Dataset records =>
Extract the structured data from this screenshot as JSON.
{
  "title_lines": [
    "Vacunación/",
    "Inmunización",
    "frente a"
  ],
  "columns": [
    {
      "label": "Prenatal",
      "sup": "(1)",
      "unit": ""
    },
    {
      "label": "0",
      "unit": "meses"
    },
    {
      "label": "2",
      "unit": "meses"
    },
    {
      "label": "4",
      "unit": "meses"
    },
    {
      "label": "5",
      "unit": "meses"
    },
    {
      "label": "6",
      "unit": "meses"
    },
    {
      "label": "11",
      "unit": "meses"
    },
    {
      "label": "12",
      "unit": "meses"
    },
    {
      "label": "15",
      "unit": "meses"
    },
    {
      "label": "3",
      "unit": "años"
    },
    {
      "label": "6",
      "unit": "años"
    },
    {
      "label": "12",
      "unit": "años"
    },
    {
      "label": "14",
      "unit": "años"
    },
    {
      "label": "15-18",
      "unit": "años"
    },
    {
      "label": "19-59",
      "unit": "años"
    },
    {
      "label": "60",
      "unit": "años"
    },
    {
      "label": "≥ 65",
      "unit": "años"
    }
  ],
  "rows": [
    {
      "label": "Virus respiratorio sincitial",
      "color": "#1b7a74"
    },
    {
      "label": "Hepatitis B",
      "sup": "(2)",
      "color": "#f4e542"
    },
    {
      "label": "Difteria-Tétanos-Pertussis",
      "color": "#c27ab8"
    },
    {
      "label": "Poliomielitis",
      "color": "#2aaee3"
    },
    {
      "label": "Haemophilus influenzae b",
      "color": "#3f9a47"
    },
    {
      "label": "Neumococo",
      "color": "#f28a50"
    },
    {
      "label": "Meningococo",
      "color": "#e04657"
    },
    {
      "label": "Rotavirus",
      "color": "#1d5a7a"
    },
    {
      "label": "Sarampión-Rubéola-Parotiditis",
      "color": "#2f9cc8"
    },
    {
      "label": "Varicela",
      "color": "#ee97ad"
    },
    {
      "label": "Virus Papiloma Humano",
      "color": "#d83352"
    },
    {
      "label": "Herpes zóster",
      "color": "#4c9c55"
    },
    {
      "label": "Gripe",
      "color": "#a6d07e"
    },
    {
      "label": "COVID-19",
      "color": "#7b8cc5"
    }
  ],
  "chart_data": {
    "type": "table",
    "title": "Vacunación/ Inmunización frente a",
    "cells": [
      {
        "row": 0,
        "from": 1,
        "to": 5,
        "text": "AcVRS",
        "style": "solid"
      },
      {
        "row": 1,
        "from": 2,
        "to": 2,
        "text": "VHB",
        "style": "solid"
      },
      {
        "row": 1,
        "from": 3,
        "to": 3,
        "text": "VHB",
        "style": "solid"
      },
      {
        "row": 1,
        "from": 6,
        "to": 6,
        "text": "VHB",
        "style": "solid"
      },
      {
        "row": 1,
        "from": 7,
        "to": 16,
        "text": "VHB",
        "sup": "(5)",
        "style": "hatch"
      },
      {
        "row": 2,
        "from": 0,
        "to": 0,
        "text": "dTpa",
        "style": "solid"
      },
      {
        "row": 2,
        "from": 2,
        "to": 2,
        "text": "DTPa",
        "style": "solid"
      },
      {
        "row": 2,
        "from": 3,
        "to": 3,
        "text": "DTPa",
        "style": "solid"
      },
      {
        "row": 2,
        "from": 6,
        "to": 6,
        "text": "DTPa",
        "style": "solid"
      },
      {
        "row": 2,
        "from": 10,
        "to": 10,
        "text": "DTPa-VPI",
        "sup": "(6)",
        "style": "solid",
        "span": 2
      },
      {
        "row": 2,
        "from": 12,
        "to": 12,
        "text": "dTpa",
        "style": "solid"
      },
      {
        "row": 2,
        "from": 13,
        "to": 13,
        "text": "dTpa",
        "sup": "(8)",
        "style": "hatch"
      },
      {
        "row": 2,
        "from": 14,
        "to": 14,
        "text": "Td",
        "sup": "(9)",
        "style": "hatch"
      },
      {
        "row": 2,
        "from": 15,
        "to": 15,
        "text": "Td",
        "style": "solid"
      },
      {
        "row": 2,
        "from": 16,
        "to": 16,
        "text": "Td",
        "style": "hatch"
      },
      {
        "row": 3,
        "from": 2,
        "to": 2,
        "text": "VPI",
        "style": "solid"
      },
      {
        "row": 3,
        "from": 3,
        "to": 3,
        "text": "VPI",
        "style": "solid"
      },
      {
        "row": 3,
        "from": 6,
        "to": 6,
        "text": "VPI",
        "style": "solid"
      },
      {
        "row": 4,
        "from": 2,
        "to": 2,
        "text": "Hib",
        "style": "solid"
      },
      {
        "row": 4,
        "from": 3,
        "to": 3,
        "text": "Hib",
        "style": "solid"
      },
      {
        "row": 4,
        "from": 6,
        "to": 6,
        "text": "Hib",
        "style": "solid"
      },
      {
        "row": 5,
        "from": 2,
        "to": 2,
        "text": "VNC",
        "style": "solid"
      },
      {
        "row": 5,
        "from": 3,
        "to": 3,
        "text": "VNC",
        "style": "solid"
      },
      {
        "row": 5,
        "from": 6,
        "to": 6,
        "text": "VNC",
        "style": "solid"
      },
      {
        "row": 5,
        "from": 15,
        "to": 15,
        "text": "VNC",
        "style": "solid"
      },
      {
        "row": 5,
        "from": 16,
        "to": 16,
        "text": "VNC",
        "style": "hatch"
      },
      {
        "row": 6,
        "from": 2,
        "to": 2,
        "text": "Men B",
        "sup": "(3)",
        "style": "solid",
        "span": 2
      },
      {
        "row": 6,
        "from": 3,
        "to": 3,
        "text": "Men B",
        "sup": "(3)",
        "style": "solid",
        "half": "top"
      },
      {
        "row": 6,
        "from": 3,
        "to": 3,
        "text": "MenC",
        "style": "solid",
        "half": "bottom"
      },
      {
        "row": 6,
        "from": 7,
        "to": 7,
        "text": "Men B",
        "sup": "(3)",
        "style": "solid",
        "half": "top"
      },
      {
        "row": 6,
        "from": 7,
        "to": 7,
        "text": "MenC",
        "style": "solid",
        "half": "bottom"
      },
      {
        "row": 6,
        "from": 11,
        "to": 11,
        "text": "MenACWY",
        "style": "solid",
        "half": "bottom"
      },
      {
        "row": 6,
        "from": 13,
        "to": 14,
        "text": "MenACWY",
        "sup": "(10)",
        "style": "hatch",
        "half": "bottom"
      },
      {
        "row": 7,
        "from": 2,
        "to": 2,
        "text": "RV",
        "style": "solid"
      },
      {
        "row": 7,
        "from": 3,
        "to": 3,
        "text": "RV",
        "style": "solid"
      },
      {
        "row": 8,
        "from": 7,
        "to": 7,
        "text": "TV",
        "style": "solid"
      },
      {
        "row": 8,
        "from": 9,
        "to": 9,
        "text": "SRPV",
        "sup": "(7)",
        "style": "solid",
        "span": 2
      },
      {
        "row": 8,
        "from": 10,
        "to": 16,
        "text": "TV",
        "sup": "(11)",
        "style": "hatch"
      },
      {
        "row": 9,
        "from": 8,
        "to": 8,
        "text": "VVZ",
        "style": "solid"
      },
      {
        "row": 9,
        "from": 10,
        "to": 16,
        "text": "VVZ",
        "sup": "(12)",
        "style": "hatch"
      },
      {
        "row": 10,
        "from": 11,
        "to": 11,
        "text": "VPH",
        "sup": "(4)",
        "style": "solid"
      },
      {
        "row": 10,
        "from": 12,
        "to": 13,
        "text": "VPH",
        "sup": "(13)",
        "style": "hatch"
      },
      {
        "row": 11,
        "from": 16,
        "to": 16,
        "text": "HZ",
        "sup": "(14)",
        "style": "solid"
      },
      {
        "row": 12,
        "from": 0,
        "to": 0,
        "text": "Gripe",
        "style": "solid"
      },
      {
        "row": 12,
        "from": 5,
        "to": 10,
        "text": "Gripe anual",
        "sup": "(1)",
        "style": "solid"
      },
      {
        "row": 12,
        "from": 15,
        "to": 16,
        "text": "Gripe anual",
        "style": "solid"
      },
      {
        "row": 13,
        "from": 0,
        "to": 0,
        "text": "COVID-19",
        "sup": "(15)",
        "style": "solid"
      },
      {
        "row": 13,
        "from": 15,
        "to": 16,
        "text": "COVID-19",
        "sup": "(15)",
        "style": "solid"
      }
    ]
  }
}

What you need to do => Scan the entries above for the word "Inmunización". Report the lines that hold it.

Reply =>
    "Inmunización",
    "title": "Vacunación/ Inmunización frente a",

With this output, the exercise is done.